__Written instruction__. Determine how many lines of the entries contain "flexible". Reply with that number alone.

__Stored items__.

_ _ _ _ _ _ _

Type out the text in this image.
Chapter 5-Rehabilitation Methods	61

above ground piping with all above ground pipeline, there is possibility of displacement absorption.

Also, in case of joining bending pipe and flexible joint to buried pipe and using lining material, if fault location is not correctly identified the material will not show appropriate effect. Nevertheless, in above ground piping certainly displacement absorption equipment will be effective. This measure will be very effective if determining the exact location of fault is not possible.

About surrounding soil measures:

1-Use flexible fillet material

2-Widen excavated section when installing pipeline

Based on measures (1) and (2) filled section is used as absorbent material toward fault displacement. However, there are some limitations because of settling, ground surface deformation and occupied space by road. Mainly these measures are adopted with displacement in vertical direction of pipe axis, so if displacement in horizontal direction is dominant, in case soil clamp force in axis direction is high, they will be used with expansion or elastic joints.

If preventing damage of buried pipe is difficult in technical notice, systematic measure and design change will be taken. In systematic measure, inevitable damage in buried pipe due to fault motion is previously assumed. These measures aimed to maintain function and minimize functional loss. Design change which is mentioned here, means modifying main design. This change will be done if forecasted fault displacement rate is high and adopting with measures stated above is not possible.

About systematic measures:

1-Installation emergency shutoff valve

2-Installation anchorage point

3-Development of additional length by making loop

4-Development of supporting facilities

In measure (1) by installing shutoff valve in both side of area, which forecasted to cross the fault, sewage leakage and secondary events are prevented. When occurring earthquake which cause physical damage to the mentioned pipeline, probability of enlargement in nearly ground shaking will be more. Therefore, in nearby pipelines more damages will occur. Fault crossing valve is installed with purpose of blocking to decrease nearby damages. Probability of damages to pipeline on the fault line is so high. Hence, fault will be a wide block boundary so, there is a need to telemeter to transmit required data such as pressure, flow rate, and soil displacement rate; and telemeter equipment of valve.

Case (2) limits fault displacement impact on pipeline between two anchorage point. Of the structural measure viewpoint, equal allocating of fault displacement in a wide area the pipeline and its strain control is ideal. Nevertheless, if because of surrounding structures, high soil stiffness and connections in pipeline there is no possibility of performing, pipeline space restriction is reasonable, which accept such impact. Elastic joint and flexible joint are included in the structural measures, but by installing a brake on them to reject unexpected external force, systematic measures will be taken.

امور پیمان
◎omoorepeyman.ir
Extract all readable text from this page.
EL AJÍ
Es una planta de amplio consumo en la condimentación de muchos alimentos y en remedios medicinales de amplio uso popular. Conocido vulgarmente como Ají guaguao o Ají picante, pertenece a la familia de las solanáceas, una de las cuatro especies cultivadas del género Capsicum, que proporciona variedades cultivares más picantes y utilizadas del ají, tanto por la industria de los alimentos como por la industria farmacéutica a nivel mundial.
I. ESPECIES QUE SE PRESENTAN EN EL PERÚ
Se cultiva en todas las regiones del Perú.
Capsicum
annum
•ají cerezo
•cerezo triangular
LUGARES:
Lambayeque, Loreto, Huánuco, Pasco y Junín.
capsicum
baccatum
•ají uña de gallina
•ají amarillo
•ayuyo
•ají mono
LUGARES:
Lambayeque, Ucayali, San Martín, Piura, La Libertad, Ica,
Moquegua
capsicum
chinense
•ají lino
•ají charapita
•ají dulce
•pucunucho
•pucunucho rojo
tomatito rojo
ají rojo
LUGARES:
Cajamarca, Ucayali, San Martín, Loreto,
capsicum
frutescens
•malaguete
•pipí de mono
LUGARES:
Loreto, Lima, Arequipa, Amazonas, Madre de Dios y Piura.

_ _ _ _ _ _ _

__Reply to the task__. 3